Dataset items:
========================

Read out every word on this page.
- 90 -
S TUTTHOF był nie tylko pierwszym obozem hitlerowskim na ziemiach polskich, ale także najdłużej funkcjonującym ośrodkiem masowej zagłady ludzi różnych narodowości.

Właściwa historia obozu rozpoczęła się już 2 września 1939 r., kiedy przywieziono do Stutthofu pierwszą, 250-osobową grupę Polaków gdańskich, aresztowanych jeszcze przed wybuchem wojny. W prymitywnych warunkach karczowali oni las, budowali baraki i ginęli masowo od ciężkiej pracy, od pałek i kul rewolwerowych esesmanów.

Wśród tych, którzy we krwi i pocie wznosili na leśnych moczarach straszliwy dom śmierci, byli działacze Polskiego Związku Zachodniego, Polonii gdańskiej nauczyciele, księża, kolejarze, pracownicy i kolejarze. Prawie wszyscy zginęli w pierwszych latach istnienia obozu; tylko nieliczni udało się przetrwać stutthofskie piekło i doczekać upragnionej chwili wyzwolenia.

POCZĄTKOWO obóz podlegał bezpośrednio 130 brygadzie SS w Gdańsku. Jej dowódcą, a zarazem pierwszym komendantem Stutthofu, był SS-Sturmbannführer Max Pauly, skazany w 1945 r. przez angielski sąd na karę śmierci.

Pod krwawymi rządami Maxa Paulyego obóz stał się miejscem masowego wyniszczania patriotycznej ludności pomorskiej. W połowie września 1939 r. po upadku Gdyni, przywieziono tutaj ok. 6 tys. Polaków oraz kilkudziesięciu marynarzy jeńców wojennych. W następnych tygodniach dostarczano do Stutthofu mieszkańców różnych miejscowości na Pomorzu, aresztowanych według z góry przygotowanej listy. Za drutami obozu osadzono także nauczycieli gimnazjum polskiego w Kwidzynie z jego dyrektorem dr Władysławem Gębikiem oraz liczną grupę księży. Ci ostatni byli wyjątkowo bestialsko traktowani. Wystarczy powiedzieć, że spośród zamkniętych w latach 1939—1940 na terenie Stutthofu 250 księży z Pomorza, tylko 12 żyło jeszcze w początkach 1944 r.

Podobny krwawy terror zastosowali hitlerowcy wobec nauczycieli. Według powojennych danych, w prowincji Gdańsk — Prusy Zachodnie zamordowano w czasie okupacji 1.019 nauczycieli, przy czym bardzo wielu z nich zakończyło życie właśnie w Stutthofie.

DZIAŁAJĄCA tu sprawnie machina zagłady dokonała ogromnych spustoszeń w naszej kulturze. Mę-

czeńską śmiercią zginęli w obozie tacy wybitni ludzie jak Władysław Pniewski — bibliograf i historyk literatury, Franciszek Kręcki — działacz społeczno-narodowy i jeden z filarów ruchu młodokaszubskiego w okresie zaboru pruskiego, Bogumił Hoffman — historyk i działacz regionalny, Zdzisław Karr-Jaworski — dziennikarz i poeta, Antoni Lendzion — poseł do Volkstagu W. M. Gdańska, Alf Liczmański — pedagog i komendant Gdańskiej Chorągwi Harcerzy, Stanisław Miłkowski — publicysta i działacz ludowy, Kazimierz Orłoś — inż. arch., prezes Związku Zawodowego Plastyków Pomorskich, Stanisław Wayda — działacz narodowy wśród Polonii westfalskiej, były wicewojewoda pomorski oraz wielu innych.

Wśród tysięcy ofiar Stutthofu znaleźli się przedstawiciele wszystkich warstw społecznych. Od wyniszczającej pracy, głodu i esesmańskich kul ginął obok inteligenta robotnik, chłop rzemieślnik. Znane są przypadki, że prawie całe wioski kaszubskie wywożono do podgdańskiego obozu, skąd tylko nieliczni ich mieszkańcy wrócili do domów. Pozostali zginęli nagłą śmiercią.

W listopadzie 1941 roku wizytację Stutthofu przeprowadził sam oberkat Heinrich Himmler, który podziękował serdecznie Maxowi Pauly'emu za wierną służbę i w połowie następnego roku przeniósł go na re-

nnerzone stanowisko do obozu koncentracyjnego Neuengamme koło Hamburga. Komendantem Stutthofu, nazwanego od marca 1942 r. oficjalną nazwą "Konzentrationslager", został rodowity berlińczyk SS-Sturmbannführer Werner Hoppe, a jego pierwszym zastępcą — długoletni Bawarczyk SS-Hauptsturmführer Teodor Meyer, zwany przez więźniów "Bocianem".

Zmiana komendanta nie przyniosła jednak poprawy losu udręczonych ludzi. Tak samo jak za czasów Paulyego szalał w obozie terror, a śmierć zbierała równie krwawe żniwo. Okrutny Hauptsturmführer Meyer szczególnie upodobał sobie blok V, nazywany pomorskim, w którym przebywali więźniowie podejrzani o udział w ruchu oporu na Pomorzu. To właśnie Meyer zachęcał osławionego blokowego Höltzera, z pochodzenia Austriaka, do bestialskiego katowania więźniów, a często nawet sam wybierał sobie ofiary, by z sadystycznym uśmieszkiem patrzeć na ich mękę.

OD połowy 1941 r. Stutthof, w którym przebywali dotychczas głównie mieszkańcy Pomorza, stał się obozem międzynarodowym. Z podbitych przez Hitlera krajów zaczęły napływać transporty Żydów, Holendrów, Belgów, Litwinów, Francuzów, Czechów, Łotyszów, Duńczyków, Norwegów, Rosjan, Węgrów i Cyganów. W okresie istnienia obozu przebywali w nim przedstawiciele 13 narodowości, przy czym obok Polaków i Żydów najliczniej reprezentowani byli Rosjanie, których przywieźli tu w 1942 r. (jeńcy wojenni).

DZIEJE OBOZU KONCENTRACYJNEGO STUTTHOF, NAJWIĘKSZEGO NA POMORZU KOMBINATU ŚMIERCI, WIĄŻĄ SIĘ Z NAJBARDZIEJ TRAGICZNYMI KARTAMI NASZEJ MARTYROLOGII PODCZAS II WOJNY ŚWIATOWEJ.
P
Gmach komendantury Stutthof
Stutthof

========================

— WORK REQUIRED —
Provide the number of lines in the data above that contain the string "istnienia", and nothing else.

— CORRECT ANSWER —
2